■ Instruction ■
Pull out every line containing the string "Intensity".

■ Exercise materials ■
════════════════════
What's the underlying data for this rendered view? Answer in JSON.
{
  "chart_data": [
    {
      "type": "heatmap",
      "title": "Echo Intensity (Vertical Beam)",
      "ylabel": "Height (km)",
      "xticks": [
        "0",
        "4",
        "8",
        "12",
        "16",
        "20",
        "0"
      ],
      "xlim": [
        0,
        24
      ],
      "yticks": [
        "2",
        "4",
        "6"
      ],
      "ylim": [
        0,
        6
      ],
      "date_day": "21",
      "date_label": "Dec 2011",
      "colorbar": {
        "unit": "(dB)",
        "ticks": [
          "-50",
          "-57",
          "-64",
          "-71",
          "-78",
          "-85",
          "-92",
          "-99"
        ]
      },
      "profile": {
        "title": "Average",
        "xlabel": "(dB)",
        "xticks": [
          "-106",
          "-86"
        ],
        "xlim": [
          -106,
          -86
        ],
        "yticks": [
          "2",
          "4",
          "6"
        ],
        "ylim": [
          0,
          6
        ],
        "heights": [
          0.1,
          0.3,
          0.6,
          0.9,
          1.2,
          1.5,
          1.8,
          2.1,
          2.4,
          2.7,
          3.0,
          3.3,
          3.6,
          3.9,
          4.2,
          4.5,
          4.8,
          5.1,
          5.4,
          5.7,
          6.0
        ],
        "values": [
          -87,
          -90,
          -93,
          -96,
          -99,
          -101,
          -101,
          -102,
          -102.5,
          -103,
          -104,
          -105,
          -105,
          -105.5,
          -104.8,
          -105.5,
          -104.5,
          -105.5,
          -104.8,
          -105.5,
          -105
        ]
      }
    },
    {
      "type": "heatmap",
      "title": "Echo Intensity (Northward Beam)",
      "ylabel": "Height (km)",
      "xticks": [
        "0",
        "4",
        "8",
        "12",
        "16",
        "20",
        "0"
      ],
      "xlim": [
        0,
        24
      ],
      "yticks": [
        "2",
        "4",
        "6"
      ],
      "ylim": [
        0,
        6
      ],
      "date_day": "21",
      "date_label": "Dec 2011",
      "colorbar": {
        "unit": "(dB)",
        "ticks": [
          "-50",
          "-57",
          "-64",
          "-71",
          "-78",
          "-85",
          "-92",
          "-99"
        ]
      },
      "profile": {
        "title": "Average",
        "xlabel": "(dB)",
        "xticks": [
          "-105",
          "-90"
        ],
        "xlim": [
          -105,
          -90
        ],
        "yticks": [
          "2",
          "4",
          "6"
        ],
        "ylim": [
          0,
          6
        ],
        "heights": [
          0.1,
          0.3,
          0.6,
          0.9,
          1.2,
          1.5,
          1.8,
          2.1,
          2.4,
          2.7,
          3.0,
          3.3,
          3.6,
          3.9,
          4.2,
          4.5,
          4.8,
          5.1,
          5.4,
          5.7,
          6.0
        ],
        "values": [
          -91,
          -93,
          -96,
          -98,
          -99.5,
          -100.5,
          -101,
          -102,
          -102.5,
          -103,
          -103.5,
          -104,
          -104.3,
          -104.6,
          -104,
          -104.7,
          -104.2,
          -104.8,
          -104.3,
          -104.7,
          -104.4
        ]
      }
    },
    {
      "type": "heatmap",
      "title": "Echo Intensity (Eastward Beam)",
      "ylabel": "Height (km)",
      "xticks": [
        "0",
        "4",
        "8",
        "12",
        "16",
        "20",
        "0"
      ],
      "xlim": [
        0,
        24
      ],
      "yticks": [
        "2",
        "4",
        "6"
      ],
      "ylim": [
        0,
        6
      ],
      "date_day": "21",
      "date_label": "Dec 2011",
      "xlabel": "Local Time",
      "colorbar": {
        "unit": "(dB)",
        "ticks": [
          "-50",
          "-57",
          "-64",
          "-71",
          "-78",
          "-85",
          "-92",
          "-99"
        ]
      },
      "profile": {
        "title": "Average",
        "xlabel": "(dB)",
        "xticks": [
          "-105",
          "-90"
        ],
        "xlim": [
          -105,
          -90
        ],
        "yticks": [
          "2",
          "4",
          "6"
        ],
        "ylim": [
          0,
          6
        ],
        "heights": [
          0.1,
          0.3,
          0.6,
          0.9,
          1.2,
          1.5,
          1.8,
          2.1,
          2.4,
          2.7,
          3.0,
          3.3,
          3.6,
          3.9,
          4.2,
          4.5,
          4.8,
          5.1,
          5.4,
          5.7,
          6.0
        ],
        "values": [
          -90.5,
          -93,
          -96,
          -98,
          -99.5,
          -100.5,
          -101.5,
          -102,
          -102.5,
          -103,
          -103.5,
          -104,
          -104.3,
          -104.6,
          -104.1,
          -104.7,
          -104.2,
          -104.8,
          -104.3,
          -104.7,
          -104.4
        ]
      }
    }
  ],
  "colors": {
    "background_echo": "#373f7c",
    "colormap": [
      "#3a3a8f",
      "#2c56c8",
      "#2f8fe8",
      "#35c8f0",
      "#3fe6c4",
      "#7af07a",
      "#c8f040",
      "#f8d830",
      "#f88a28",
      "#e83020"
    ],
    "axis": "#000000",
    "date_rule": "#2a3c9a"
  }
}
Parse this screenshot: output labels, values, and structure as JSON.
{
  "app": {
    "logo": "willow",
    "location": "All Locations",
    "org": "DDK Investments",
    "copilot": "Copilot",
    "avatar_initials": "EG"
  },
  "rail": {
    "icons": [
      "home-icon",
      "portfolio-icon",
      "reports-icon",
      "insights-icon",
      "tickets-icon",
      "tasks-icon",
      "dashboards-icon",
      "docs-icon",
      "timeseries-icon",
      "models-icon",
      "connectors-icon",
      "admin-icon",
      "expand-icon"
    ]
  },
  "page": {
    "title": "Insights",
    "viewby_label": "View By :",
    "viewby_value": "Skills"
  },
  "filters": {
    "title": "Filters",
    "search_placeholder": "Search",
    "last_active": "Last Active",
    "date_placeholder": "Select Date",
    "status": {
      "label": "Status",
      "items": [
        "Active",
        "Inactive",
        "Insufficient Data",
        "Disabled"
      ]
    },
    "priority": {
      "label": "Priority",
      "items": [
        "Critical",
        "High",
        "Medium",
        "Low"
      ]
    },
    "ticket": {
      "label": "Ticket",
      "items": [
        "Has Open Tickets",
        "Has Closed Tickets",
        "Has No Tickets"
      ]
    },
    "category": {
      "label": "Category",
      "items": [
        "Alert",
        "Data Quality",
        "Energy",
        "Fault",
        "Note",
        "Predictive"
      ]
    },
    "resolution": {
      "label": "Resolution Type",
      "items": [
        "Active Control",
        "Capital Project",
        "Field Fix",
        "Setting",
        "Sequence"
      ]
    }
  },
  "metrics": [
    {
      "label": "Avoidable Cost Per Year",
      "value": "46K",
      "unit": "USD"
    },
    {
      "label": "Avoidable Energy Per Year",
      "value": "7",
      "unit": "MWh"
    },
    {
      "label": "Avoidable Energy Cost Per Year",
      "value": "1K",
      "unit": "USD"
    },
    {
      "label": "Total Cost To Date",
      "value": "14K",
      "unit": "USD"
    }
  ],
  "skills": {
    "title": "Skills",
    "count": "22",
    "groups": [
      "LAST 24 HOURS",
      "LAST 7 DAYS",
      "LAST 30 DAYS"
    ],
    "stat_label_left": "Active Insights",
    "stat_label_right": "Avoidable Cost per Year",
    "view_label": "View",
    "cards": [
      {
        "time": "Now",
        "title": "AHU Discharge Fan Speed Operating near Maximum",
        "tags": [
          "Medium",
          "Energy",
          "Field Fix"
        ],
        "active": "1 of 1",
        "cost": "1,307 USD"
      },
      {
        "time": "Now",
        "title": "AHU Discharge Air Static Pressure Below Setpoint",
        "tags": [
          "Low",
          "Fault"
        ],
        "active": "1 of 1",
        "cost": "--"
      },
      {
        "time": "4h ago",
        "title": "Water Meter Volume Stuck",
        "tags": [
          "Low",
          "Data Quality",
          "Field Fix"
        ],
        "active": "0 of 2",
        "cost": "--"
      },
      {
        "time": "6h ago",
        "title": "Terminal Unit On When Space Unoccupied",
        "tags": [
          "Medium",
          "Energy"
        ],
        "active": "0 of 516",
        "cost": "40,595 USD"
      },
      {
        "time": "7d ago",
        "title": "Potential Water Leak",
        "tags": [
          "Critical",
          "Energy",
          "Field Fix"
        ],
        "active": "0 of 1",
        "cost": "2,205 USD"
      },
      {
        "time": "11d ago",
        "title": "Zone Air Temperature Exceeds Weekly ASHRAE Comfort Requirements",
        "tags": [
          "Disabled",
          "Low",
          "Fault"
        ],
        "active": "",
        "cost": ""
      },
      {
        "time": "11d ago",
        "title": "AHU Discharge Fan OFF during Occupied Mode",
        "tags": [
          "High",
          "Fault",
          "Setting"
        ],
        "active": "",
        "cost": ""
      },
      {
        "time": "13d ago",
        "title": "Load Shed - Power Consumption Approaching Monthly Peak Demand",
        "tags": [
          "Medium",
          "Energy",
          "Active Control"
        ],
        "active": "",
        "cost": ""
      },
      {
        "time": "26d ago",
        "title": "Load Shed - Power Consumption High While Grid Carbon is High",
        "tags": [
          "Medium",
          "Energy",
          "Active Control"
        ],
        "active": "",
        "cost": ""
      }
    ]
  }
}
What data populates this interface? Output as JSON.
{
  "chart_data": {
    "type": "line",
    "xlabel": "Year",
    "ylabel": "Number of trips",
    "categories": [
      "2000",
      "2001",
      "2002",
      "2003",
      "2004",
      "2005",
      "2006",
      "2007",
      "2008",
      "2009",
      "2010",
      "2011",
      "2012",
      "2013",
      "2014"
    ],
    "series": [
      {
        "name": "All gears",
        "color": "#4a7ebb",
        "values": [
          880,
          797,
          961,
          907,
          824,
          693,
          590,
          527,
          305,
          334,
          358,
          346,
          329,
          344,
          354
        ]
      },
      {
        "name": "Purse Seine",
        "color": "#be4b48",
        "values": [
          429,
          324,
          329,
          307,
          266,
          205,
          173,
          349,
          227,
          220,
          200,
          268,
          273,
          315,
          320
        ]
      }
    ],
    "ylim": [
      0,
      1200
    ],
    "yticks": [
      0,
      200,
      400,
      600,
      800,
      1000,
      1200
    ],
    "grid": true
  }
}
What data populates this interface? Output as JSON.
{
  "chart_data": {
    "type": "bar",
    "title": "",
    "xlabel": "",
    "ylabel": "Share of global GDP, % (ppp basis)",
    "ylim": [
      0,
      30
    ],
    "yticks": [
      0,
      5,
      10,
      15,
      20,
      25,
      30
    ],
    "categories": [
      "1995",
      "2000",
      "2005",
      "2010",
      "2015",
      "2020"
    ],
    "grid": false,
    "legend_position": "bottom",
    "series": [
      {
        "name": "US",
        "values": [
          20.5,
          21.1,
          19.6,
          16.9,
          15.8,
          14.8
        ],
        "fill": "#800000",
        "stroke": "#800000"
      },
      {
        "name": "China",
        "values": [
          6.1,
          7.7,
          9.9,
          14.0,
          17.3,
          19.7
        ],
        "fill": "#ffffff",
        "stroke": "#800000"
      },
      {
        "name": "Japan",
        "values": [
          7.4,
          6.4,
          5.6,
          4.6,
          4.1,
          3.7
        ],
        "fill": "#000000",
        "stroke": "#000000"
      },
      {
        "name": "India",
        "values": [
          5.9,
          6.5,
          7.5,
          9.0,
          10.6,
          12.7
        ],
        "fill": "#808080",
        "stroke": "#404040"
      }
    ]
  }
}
════════════════════
■ Output of the task ■
      "title": "Echo Intensity (Vertical Beam)",
      "title": "Echo Intensity (Northward Beam)",
      "title": "Echo Intensity (Eastward Beam)",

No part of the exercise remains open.